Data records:
^^^^^^^^

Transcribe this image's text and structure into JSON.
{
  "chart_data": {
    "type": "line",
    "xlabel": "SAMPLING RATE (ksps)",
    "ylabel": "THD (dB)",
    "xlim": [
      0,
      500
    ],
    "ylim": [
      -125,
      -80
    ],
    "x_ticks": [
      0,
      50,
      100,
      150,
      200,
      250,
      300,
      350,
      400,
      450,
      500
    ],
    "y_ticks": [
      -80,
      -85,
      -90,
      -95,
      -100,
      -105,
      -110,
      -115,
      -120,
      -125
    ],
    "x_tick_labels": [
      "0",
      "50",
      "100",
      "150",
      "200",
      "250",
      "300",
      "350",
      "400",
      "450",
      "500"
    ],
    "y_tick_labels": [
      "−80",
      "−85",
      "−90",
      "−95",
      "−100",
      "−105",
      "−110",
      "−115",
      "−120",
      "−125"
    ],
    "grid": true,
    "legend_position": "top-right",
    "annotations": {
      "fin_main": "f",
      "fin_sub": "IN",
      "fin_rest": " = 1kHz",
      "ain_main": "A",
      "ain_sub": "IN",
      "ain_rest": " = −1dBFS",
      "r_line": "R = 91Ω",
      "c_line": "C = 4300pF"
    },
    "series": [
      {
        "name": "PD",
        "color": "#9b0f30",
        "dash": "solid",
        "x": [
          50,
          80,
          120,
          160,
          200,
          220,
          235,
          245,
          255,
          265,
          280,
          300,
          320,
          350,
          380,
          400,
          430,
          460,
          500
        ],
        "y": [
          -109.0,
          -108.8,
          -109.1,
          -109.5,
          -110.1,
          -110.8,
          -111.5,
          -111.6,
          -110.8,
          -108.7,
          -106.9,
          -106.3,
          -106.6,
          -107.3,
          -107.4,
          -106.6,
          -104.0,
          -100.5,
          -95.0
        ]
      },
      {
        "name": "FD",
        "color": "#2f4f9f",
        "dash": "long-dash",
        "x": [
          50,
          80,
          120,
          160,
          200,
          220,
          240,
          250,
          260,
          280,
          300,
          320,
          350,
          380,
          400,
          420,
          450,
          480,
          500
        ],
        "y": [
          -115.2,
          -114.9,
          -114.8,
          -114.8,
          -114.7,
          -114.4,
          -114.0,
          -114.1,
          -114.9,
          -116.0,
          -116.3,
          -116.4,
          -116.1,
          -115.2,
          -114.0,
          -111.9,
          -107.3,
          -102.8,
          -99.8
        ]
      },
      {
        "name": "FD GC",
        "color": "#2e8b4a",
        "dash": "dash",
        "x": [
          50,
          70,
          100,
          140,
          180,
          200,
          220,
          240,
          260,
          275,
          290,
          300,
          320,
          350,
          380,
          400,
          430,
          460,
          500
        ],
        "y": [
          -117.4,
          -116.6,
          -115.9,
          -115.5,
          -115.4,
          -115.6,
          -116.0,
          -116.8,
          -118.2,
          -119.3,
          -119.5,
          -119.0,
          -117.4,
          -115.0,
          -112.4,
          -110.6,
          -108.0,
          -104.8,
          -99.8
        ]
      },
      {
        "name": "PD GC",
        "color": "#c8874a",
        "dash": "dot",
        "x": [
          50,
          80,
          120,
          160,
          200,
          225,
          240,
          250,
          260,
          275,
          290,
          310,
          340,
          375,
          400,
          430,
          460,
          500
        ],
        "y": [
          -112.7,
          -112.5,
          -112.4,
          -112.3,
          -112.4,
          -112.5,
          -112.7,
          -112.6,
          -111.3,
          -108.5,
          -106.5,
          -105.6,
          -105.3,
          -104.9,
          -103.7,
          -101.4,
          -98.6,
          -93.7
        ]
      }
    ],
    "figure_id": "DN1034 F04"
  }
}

^^^^^^^^

__SET PROBLEM__
Exactly reproduce all of the entries above.

__EXPECTED ANSWER__
Transcribe this image's text and structure into JSON.
{
  "chart_data": {
    "type": "line",
    "xlabel": "SAMPLING RATE (ksps)",
    "ylabel": "THD (dB)",
    "xlim": [
      0,
      500
    ],
    "ylim": [
      -125,
      -80
    ],
    "x_ticks": [
      0,
      50,
      100,
      150,
      200,
      250,
      300,
      350,
      400,
      450,
      500
    ],
    "y_ticks": [
      -80,
      -85,
      -90,
      -95,
      -100,
      -105,
      -110,
      -115,
      -120,
      -125
    ],
    "x_tick_labels": [
      "0",
      "50",
      "100",
      "150",
      "200",
      "250",
      "300",
      "350",
      "400",
      "450",
      "500"
    ],
    "y_tick_labels": [
      "−80",
      "−85",
      "−90",
      "−95",
      "−100",
      "−105",
      "−110",
      "−115",
      "−120",
      "−125"
    ],
    "grid": true,
    "legend_position": "top-right",
    "annotations": {
      "fin_main": "f",
      "fin_sub": "IN",
      "fin_rest": " = 1kHz",
      "ain_main": "A",
      "ain_sub": "IN",
      "ain_rest": " = −1dBFS",
      "r_line": "R = 91Ω",
      "c_line": "C = 4300pF"
    },
    "series": [
      {
        "name": "PD",
        "color": "#9b0f30",
        "dash": "solid",
        "x": [
          50,
          80,
          120,
          160,
          200,
          220,
          235,
          245,
          255,
          265,
          280,
          300,
          320,
          350,
          380,
          400,
          430,
          460,
          500
        ],
        "y": [
          -109.0,
          -108.8,
          -109.1,
          -109.5,
          -110.1,
          -110.8,
          -111.5,
          -111.6,
          -110.8,
          -108.7,
          -106.9,
          -106.3,
          -106.6,
          -107.3,
          -107.4,
          -106.6,
          -104.0,
          -100.5,
          -95.0
        ]
      },
      {
        "name": "FD",
        "color": "#2f4f9f",
        "dash": "long-dash",
        "x": [
          50,
          80,
          120,
          160,
          200,
          220,
          240,
          250,
          260,
          280,
          300,
          320,
          350,
          380,
          400,
          420,
          450,
          480,
          500
        ],
        "y": [
          -115.2,
          -114.9,
          -114.8,
          -114.8,
          -114.7,
          -114.4,
          -114.0,
          -114.1,
          -114.9,
          -116.0,
          -116.3,
          -116.4,
          -116.1,
          -115.2,
          -114.0,
          -111.9,
          -107.3,
          -102.8,
          -99.8
        ]
      },
      {
        "name": "FD GC",
        "color": "#2e8b4a",
        "dash": "dash",
        "x": [
          50,
          70,
          100,
          140,
          180,
          200,
          220,
          240,
          260,
          275,
          290,
          300,
          320,
          350,
          380,
          400,
          430,
          460,
          500
        ],
        "y": [
          -117.4,
          -116.6,
          -115.9,
          -115.5,
          -115.4,
          -115.6,
          -116.0,
          -116.8,
          -118.2,
          -119.3,
          -119.5,
          -119.0,
          -117.4,
          -115.0,
          -112.4,
          -110.6,
          -108.0,
          -104.8,
          -99.8
        ]
      },
      {
        "name": "PD GC",
        "color": "#c8874a",
        "dash": "dot",
        "x": [
          50,
          80,
          120,
          160,
          200,
          225,
          240,
          250,
          260,
          275,
          290,
          310,
          340,
          375,
          400,
          430,
          460,
          500
        ],
        "y": [
          -112.7,
          -112.5,
          -112.4,
          -112.3,
          -112.4,
          -112.5,
          -112.7,
          -112.6,
          -111.3,
          -108.5,
          -106.5,
          -105.6,
          -105.3,
          -104.9,
          -103.7,
          -101.4,
          -98.6,
          -93.7
        ]
      }
    ],
    "figure_id": "DN1034 F04"
  }
}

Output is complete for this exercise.